*DIRECTIONS*
Count every line in the following entries where the word "Extract" appears. Give the count alone.

(Rows from a figure dataset)
★ ★ ★
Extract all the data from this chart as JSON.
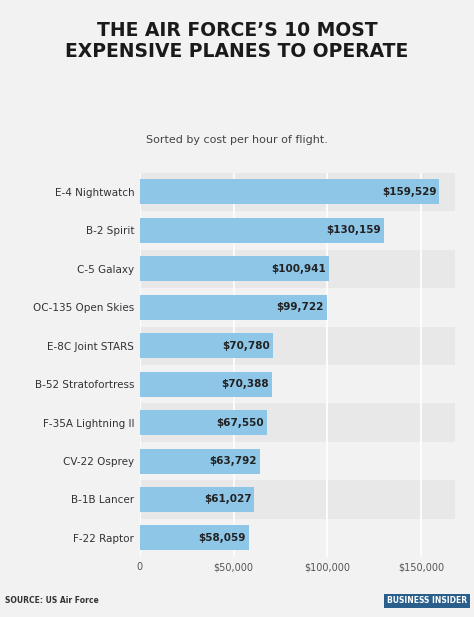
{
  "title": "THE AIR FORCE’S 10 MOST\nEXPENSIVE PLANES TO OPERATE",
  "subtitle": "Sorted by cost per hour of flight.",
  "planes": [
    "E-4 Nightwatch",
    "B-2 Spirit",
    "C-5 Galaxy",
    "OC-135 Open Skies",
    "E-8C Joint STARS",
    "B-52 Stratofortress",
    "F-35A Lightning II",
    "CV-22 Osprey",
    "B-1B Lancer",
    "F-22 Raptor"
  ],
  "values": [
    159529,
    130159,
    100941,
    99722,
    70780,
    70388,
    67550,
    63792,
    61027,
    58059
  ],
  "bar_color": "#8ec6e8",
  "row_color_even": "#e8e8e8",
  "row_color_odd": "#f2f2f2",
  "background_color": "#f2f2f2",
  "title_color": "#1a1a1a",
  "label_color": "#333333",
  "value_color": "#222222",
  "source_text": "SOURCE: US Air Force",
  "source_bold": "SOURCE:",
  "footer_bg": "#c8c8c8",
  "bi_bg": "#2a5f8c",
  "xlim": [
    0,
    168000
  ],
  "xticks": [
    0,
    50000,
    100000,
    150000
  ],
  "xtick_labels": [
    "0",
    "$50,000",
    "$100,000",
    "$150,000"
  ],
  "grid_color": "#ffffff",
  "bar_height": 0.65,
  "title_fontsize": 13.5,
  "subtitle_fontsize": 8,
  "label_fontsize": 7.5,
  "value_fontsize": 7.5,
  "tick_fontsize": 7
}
★ ★ ★
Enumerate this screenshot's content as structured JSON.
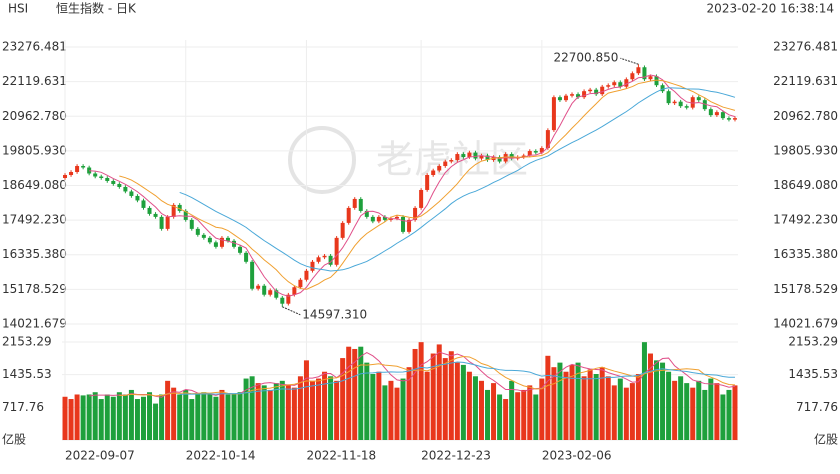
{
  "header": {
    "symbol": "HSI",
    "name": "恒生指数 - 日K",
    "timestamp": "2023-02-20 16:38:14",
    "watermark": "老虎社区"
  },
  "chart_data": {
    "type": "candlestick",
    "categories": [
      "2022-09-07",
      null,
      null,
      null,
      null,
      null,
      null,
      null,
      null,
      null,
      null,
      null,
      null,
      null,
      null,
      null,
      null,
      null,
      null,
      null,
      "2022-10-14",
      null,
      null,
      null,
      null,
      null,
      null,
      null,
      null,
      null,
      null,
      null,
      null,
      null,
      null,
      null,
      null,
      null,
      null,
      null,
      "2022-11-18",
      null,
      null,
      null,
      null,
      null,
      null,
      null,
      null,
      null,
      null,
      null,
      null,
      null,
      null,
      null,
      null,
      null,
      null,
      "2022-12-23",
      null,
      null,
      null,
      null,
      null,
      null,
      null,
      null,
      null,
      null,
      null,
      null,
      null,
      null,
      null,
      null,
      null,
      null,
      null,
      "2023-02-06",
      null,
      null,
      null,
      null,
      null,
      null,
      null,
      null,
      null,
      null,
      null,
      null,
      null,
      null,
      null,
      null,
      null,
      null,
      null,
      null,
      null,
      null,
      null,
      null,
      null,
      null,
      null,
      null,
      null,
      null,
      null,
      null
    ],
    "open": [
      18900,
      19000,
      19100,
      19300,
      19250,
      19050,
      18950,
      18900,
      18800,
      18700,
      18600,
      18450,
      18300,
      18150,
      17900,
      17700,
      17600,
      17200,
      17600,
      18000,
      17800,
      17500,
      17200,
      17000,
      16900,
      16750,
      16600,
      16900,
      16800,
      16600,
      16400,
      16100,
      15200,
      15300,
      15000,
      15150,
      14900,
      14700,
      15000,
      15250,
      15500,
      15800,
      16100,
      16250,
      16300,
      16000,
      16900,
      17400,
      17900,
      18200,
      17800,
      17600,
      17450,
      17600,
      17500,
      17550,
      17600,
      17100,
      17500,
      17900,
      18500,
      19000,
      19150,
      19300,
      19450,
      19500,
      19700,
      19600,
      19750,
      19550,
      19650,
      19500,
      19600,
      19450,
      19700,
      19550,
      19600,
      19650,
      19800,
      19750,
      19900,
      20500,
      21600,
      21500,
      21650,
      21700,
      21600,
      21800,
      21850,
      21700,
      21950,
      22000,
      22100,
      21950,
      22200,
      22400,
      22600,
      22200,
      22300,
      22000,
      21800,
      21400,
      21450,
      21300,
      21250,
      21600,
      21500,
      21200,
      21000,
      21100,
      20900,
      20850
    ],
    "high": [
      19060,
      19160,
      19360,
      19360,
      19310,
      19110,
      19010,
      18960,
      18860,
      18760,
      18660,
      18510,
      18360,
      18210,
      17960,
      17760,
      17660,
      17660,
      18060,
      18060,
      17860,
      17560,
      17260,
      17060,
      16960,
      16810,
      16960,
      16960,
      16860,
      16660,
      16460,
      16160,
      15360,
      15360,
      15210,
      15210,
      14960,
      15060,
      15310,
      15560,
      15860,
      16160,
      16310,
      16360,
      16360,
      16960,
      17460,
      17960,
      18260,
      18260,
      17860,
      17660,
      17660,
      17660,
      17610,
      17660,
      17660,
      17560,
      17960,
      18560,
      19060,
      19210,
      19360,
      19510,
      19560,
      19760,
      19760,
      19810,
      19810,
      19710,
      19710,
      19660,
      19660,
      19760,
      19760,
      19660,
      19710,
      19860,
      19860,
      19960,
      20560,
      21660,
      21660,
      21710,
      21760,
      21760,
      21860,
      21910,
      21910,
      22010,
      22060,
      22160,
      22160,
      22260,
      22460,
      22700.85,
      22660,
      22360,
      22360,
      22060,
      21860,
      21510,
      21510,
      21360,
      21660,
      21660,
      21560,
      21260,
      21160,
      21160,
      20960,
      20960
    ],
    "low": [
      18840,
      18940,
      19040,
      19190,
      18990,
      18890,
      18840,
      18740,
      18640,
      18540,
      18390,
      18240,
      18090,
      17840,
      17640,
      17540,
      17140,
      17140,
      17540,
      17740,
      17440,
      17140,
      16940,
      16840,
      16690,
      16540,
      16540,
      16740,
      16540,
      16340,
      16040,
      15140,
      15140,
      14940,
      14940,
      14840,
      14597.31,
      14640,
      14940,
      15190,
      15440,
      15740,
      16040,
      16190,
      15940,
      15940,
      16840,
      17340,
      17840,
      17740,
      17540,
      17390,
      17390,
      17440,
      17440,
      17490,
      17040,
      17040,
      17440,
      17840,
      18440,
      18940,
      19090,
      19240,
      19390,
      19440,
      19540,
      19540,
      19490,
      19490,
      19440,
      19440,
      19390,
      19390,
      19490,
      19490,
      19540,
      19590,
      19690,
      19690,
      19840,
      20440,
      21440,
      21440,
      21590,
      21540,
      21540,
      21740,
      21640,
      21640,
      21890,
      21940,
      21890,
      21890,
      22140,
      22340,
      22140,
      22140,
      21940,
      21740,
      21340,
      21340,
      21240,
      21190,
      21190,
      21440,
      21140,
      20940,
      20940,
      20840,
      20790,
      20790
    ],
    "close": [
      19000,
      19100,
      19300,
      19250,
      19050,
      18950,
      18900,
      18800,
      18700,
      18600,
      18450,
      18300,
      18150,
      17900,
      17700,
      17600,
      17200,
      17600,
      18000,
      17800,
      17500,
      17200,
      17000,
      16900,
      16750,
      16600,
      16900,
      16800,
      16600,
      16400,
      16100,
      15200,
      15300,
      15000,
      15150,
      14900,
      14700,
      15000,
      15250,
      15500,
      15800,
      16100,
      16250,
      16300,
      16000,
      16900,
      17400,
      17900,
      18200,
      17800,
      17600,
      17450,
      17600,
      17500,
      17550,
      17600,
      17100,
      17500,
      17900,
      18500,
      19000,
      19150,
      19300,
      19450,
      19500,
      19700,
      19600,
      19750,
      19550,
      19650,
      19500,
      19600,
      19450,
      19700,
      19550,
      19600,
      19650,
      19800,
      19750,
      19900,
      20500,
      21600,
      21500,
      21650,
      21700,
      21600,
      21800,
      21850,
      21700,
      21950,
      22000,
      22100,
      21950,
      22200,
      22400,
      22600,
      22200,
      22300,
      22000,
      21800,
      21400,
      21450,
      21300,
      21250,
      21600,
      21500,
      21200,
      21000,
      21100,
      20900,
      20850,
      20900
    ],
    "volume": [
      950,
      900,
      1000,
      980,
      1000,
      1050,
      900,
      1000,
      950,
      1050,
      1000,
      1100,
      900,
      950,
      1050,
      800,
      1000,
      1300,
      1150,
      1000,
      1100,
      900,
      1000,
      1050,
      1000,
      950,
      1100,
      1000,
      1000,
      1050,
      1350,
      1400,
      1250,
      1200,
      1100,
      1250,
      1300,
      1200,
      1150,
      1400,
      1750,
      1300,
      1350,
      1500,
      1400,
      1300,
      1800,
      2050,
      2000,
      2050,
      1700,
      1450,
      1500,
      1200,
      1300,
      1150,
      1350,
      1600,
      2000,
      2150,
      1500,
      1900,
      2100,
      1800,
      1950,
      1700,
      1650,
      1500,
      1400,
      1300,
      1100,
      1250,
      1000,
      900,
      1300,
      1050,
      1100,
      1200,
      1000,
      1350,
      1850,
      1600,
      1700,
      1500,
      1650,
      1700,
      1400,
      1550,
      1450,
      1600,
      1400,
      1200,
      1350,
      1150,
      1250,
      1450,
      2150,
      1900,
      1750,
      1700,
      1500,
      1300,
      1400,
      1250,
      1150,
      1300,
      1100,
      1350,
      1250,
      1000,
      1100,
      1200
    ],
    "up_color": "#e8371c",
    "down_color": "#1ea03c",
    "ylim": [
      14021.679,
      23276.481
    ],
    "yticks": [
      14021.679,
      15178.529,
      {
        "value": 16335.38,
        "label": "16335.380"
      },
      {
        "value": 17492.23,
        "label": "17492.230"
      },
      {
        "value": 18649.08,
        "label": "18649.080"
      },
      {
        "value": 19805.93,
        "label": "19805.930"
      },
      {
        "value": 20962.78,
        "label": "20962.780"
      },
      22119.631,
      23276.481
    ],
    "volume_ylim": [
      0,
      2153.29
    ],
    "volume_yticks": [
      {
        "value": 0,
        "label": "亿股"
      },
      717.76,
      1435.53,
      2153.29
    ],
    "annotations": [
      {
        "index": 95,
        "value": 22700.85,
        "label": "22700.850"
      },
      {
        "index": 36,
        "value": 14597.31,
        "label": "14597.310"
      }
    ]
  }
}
★ ★ ★
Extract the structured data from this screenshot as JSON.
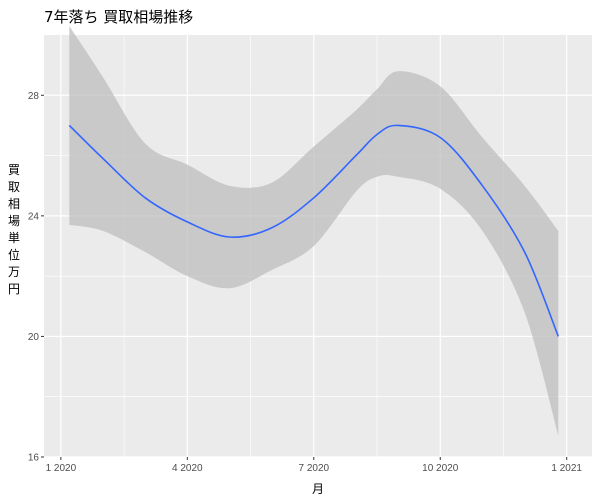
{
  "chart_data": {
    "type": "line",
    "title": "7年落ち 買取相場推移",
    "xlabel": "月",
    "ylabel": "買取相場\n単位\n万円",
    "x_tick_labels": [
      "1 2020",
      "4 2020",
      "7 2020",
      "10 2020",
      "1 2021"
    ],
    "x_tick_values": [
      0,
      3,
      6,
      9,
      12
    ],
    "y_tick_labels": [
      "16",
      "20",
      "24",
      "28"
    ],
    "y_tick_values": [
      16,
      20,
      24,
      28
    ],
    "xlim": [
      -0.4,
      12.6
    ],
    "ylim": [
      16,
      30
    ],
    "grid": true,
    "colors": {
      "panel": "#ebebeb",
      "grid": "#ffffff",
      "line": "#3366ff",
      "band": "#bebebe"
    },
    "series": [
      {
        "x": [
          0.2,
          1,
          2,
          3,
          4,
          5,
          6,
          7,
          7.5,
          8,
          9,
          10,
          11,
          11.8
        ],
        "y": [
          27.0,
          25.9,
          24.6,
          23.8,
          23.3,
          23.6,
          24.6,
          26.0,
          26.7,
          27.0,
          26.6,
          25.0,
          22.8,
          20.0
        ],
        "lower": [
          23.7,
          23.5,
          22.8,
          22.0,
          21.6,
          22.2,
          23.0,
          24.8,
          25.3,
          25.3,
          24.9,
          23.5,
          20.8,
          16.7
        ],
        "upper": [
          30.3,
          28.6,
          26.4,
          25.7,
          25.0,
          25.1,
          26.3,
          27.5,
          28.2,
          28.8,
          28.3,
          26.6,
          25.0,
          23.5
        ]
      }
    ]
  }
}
★ ★ ★
*IN RESPONSE*
2